**DO THIS:** Without the pictures, write out all the lines below exactly as they appear.
== EXERCISE DATA ==
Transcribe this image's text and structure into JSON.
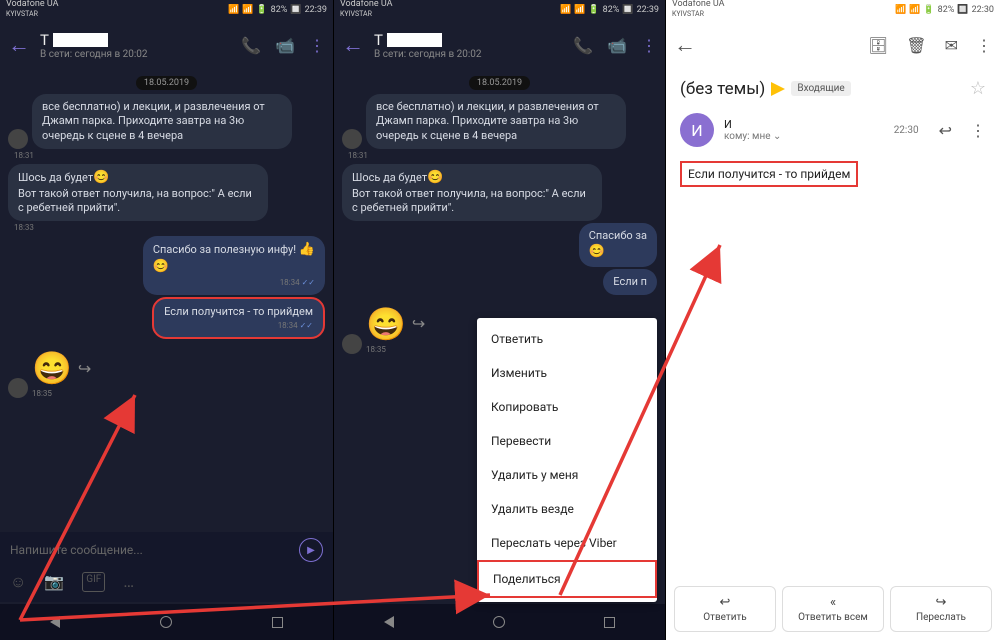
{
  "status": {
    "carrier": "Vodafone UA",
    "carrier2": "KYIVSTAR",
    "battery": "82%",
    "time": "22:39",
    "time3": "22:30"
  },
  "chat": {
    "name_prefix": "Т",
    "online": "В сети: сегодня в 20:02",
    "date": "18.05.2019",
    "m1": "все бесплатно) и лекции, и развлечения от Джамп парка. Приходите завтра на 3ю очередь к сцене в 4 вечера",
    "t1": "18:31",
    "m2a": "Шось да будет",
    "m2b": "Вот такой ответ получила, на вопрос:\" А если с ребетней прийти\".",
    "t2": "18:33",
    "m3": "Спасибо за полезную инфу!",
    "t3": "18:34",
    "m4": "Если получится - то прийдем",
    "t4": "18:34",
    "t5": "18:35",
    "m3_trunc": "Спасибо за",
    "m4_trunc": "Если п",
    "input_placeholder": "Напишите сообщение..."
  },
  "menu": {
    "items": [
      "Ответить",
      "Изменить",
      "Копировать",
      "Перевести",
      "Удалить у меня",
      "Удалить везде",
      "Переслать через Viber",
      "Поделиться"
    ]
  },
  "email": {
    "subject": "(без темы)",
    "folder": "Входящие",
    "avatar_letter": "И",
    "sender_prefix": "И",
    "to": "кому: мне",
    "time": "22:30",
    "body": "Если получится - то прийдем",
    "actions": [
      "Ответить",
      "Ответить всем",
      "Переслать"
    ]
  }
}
===
**RESULT OF THIS TASK:**
Transcribe this image's text and structure into JSON.
{
  "status": {
    "carrier": "Vodafone UA",
    "carrier2": "KYIVSTAR",
    "battery": "82%",
    "time": "22:39",
    "time3": "22:30"
  },
  "chat": {
    "name_prefix": "Т",
    "online": "В сети: сегодня в 20:02",
    "date": "18.05.2019",
    "m1": "все бесплатно) и лекции, и развлечения от Джамп парка. Приходите завтра на 3ю очередь к сцене в 4 вечера",
    "t1": "18:31",
    "m2a": "Шось да будет",
    "m2b": "Вот такой ответ получила, на вопрос:\" А если с ребетней прийти\".",
    "t2": "18:33",
    "m3": "Спасибо за полезную инфу!",
    "t3": "18:34",
    "m4": "Если получится - то прийдем",
    "t4": "18:34",
    "t5": "18:35",
    "m3_trunc": "Спасибо за",
    "m4_trunc": "Если п",
    "input_placeholder": "Напишите сообщение..."
  },
  "menu": {
    "items": [
      "Ответить",
      "Изменить",
      "Копировать",
      "Перевести",
      "Удалить у меня",
      "Удалить везде",
      "Переслать через Viber",
      "Поделиться"
    ]
  },
  "email": {
    "subject": "(без темы)",
    "folder": "Входящие",
    "avatar_letter": "И",
    "sender_prefix": "И",
    "to": "кому: мне",
    "time": "22:30",
    "body": "Если получится - то прийдем",
    "actions": [
      "Ответить",
      "Ответить всем",
      "Переслать"
    ]
  }
}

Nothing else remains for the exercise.